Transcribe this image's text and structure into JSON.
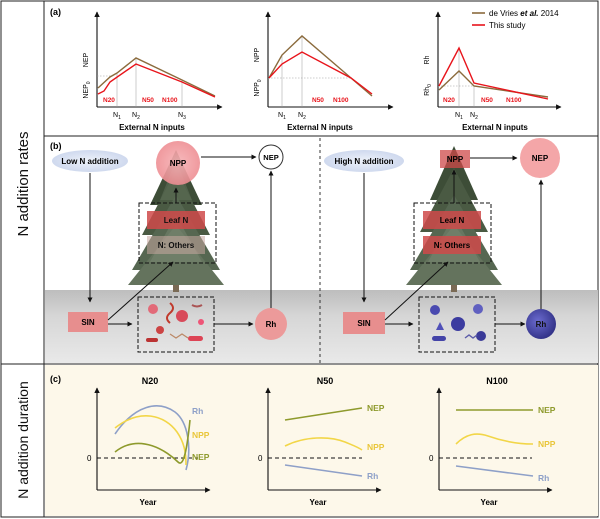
{
  "side_labels": {
    "rates": "N addition rates",
    "duration": "N addition duration"
  },
  "panel_a": {
    "label": "(a)",
    "legend": {
      "devries_prefix": "de Vries ",
      "devries_italic": "et al.",
      "devries_year": " 2014",
      "this_study": "This study"
    },
    "colors": {
      "devries": "#8b6b3d",
      "this_study": "#e8141b"
    },
    "xlabel": "External N inputs",
    "charts": [
      {
        "name": "nep",
        "ylabel": "NEP",
        "y0": "NEP",
        "y0_sub": "0",
        "ticks": [
          {
            "t": "N",
            "s": "1"
          },
          {
            "t": "N",
            "s": "2"
          },
          {
            "t": "N",
            "s": "3"
          }
        ],
        "zones": [
          "N20",
          "N50",
          "N100"
        ]
      },
      {
        "name": "npp",
        "ylabel": "NPP",
        "y0": "NPP",
        "y0_sub": "0",
        "ticks": [
          {
            "t": "N",
            "s": "1"
          },
          {
            "t": "N",
            "s": "2"
          }
        ],
        "zones": [
          "N50",
          "N100"
        ]
      },
      {
        "name": "rh",
        "ylabel": "Rh",
        "y0": "Rh",
        "y0_sub": "0",
        "ticks": [
          {
            "t": "N",
            "s": "1"
          },
          {
            "t": "N",
            "s": "2"
          }
        ],
        "zones": [
          "N20",
          "N50",
          "N100"
        ]
      }
    ]
  },
  "panel_b": {
    "label": "(b)",
    "low": {
      "title": "Low N addition",
      "npp": "NPP",
      "nep": "NEP",
      "leaf": "Leaf N",
      "others": "N: Others",
      "sin": "SIN",
      "rh": "Rh"
    },
    "high": {
      "title": "High N addition",
      "npp": "NPP",
      "nep": "NEP",
      "leaf": "Leaf N",
      "others": "N: Others",
      "sin": "SIN",
      "rh": "Rh"
    },
    "colors": {
      "pink": "#f0a0a4",
      "dark_red": "#cf4a4a",
      "blue_microbe": "#4a4aa8",
      "soil": "#d4d4d4",
      "bubble": "#dbe3f2"
    }
  },
  "panel_c": {
    "label": "(c)",
    "xlabel": "Year",
    "zero": "0",
    "colors": {
      "nep": "#8e9a2c",
      "npp": "#f2d648",
      "rh": "#8ea0c8"
    },
    "charts": [
      {
        "title": "N20",
        "labels": {
          "rh": "Rh",
          "npp": "NPP",
          "nep": "NEP"
        }
      },
      {
        "title": "N50",
        "labels": {
          "nep": "NEP",
          "npp": "NPP",
          "rh": "Rh"
        }
      },
      {
        "title": "N100",
        "labels": {
          "nep": "NEP",
          "npp": "NPP",
          "rh": "Rh"
        }
      }
    ]
  }
}
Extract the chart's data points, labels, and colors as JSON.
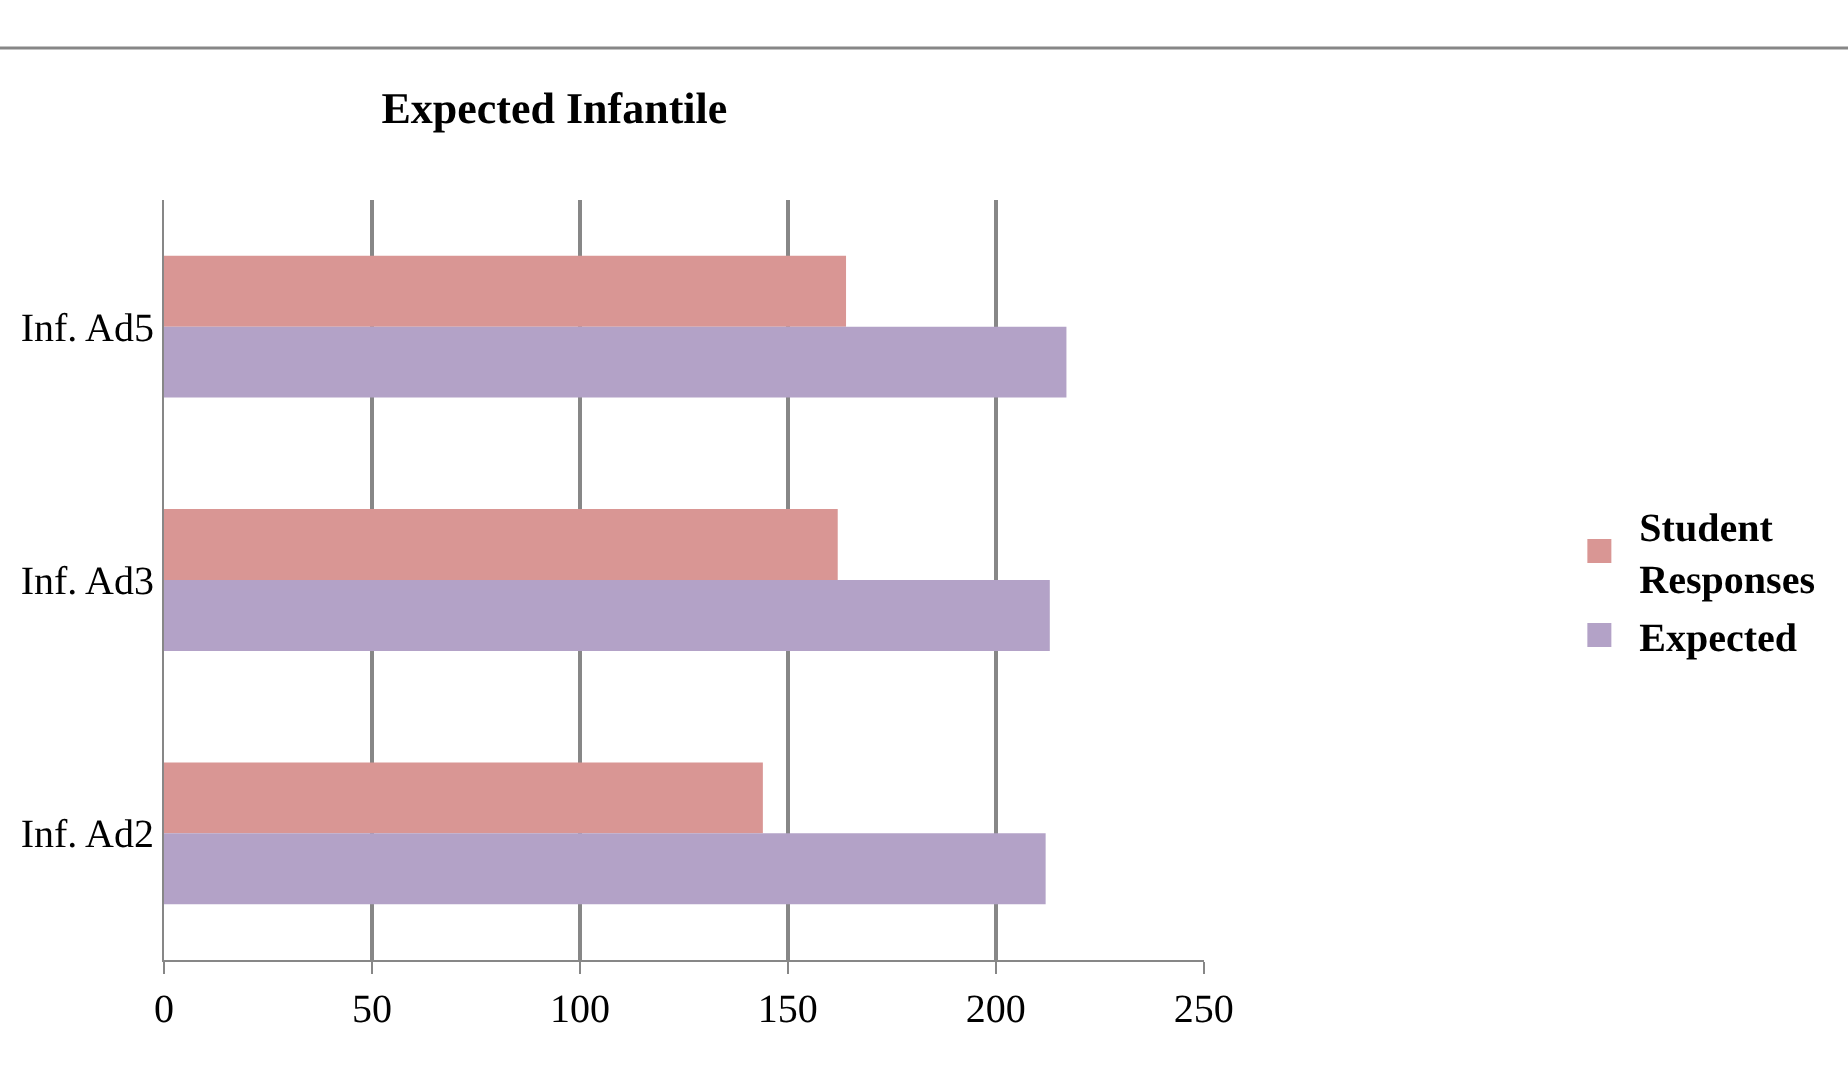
{
  "chart_data": {
    "type": "bar",
    "orientation": "horizontal",
    "title": "Expected Infantile",
    "categories": [
      "Inf. Ad5",
      "Inf. Ad3",
      "Inf. Ad2"
    ],
    "series": [
      {
        "name": "Student Responses",
        "color": "#d99694",
        "values": [
          164,
          162,
          144
        ]
      },
      {
        "name": "Expected",
        "color": "#b3a2c7",
        "values": [
          217,
          213,
          212
        ]
      }
    ],
    "xlim": [
      0,
      250
    ],
    "xticks": [
      0,
      50,
      100,
      150,
      200,
      250
    ],
    "grid": "x",
    "legend": "right"
  }
}
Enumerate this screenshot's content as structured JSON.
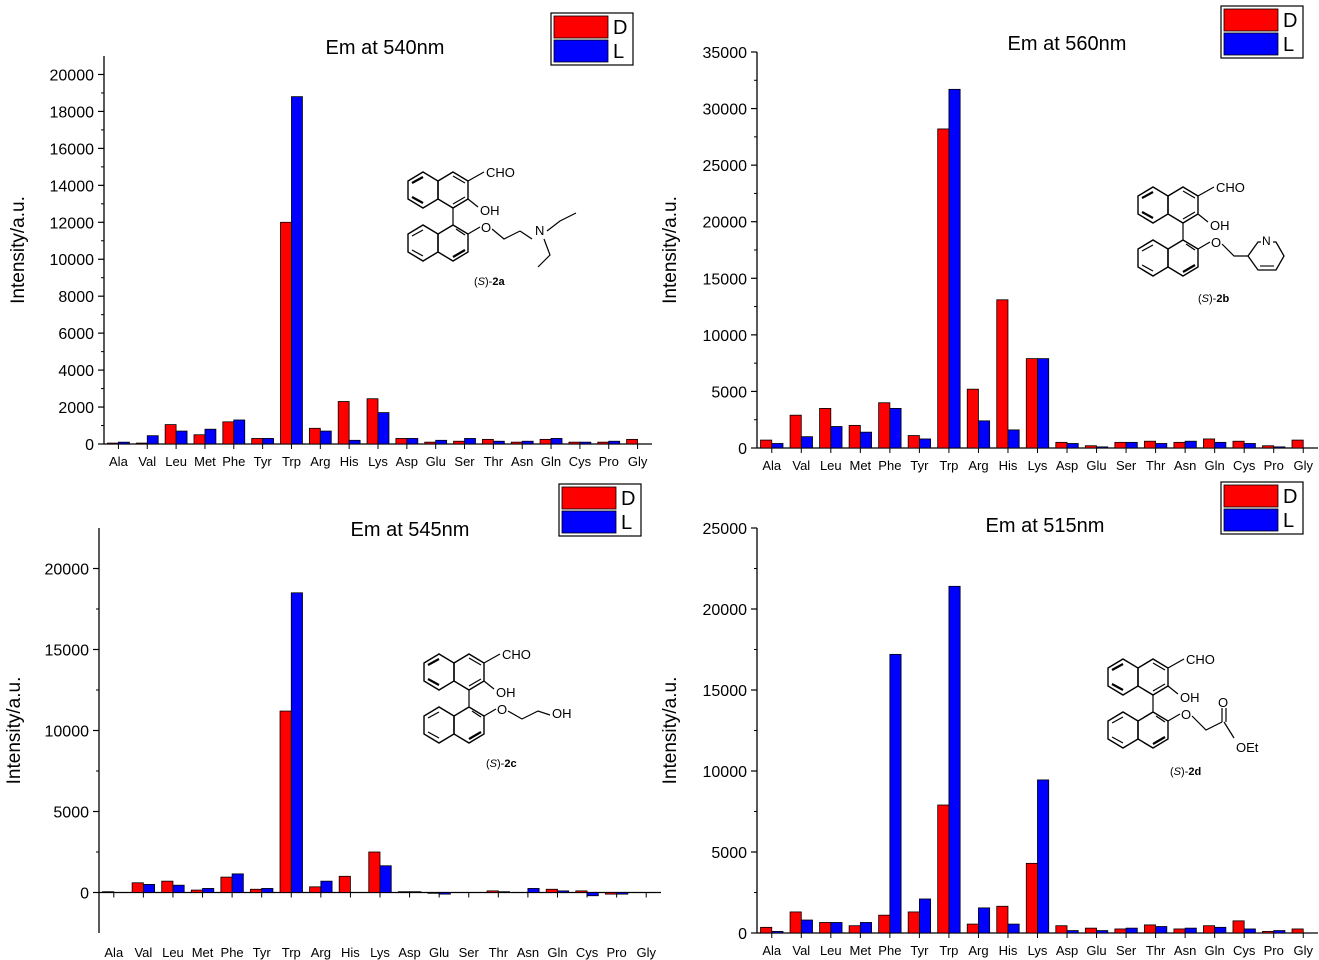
{
  "colors": {
    "D": "#ff0000",
    "L": "#0000ff",
    "axis": "#000000"
  },
  "chart_data": [
    {
      "type": "bar",
      "title": "Em at 540nm",
      "ylabel": "Intensity/a.u.",
      "ylim": [
        0,
        21000
      ],
      "yticks": [
        0,
        2000,
        4000,
        6000,
        8000,
        10000,
        12000,
        14000,
        16000,
        18000,
        20000
      ],
      "legend_position": "top-right",
      "categories": [
        "Ala",
        "Val",
        "Leu",
        "Met",
        "Phe",
        "Tyr",
        "Trp",
        "Arg",
        "His",
        "Lys",
        "Asp",
        "Glu",
        "Ser",
        "Thr",
        "Asn",
        "Gln",
        "Cys",
        "Pro",
        "Gly"
      ],
      "series": [
        {
          "name": "D",
          "values": [
            50,
            50,
            1050,
            500,
            1200,
            300,
            12000,
            850,
            2300,
            2450,
            300,
            100,
            150,
            250,
            100,
            250,
            100,
            100,
            250
          ]
        },
        {
          "name": "L",
          "values": [
            100,
            450,
            700,
            800,
            1300,
            300,
            18800,
            700,
            200,
            1700,
            300,
            200,
            300,
            150,
            150,
            300,
            100,
            150,
            0
          ]
        }
      ],
      "compound": {
        "label_prefix": "(S)-",
        "label_bold": "2a",
        "substituent": "N,N-diethylaminoethyl"
      }
    },
    {
      "type": "bar",
      "title": "Em at 560nm",
      "ylabel": "Intensity/a.u.",
      "ylim": [
        0,
        35000
      ],
      "yticks": [
        0,
        5000,
        10000,
        15000,
        20000,
        25000,
        30000,
        35000
      ],
      "legend_position": "top-right",
      "categories": [
        "Ala",
        "Val",
        "Leu",
        "Met",
        "Phe",
        "Tyr",
        "Trp",
        "Arg",
        "His",
        "Lys",
        "Asp",
        "Glu",
        "Ser",
        "Thr",
        "Asn",
        "Gln",
        "Cys",
        "Pro",
        "Gly"
      ],
      "series": [
        {
          "name": "D",
          "values": [
            700,
            2900,
            3500,
            2000,
            4000,
            1100,
            28200,
            5200,
            13100,
            7900,
            500,
            200,
            500,
            600,
            500,
            800,
            600,
            200,
            700
          ]
        },
        {
          "name": "L",
          "values": [
            400,
            1000,
            1900,
            1400,
            3500,
            800,
            31700,
            2400,
            1600,
            7900,
            400,
            100,
            500,
            400,
            600,
            500,
            400,
            100,
            0
          ]
        }
      ],
      "compound": {
        "label_prefix": "(S)-",
        "label_bold": "2b",
        "substituent": "2-pyridylmethyl"
      }
    },
    {
      "type": "bar",
      "title": "Em at 545nm",
      "ylabel": "Intensity/a.u.",
      "ylim": [
        -2500,
        22500
      ],
      "yticks": [
        0,
        5000,
        10000,
        15000,
        20000
      ],
      "legend_position": "top-right",
      "categories": [
        "Ala",
        "Val",
        "Leu",
        "Met",
        "Phe",
        "Tyr",
        "Trp",
        "Arg",
        "His",
        "Lys",
        "Asp",
        "Glu",
        "Ser",
        "Thr",
        "Asn",
        "Gln",
        "Cys",
        "Pro",
        "Gly"
      ],
      "series": [
        {
          "name": "D",
          "values": [
            50,
            600,
            700,
            150,
            950,
            200,
            11200,
            350,
            1000,
            2500,
            50,
            -50,
            0,
            100,
            0,
            200,
            100,
            -100,
            0
          ]
        },
        {
          "name": "L",
          "values": [
            0,
            500,
            450,
            250,
            1150,
            250,
            18500,
            700,
            0,
            1650,
            50,
            -100,
            0,
            50,
            250,
            100,
            -200,
            -100,
            0
          ]
        }
      ],
      "compound": {
        "label_prefix": "(S)-",
        "label_bold": "2c",
        "substituent": "2-hydroxyethyl"
      }
    },
    {
      "type": "bar",
      "title": "Em at 515nm",
      "ylabel": "Intensity/a.u.",
      "ylim": [
        0,
        25000
      ],
      "yticks": [
        0,
        5000,
        10000,
        15000,
        20000,
        25000
      ],
      "legend_position": "top-right",
      "categories": [
        "Ala",
        "Val",
        "Leu",
        "Met",
        "Phe",
        "Tyr",
        "Trp",
        "Arg",
        "His",
        "Lys",
        "Asp",
        "Glu",
        "Ser",
        "Thr",
        "Asn",
        "Gln",
        "Cys",
        "Pro",
        "Gly"
      ],
      "series": [
        {
          "name": "D",
          "values": [
            350,
            1300,
            650,
            450,
            1100,
            1300,
            7900,
            550,
            1650,
            4300,
            450,
            300,
            250,
            500,
            250,
            450,
            750,
            100,
            250
          ]
        },
        {
          "name": "L",
          "values": [
            100,
            800,
            650,
            650,
            17200,
            2100,
            21400,
            1550,
            550,
            9450,
            150,
            150,
            300,
            400,
            300,
            350,
            250,
            150,
            0
          ]
        }
      ],
      "compound": {
        "label_prefix": "(S)-",
        "label_bold": "2d",
        "substituent": "ethoxycarbonylmethyl"
      }
    }
  ],
  "structures": {
    "cho": "CHO",
    "oh": "OH",
    "o": "O",
    "n": "N",
    "oet": "OEt"
  }
}
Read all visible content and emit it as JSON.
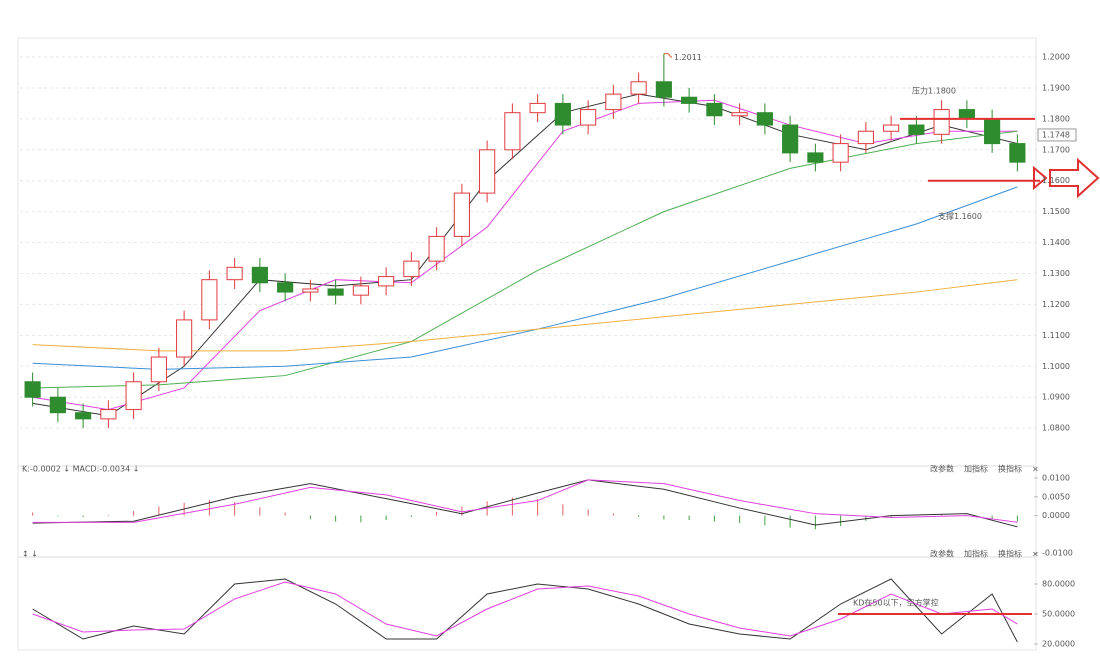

-*-*-

**GIVEN PROBLEM**
Determine the number of lines in the records that include the string "Expected", and respond with that number only.

**SOLUTION TO THIS TASK**
2